**LISTED ENTRIES**
##########

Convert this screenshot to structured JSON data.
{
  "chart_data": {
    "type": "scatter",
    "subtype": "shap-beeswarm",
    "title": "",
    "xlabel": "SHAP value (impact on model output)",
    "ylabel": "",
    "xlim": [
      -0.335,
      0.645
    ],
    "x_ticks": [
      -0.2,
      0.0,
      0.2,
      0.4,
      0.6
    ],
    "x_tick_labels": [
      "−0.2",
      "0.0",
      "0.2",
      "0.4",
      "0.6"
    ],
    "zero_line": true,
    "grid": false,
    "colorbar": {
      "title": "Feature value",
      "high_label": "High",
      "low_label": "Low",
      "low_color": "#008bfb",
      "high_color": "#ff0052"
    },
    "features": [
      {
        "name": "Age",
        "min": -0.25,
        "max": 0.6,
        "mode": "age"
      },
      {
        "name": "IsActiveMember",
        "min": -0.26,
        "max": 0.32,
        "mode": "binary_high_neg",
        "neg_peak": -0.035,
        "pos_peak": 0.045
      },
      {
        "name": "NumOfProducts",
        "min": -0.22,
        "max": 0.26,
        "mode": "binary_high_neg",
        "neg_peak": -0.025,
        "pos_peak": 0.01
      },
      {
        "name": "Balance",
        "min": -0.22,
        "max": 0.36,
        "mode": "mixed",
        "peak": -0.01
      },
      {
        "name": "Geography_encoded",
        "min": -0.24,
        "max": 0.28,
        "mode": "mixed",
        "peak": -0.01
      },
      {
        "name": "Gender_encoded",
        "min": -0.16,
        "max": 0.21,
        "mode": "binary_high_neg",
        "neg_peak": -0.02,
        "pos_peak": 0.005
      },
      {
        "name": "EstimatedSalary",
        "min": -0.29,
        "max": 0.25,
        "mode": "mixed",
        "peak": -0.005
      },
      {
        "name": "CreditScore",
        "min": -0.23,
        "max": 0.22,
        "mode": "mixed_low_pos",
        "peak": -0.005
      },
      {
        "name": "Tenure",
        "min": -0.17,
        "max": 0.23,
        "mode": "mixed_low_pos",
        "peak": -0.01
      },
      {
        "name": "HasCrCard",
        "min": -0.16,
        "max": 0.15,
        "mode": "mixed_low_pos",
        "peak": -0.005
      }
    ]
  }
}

##########

**TASK TO COMPLETE**
Look through the entries above; copy every line holding the string "value".

**REPLY TO THE EXERCISE**
    "xlabel": "SHAP value (impact on model output)",
      "title": "Feature value",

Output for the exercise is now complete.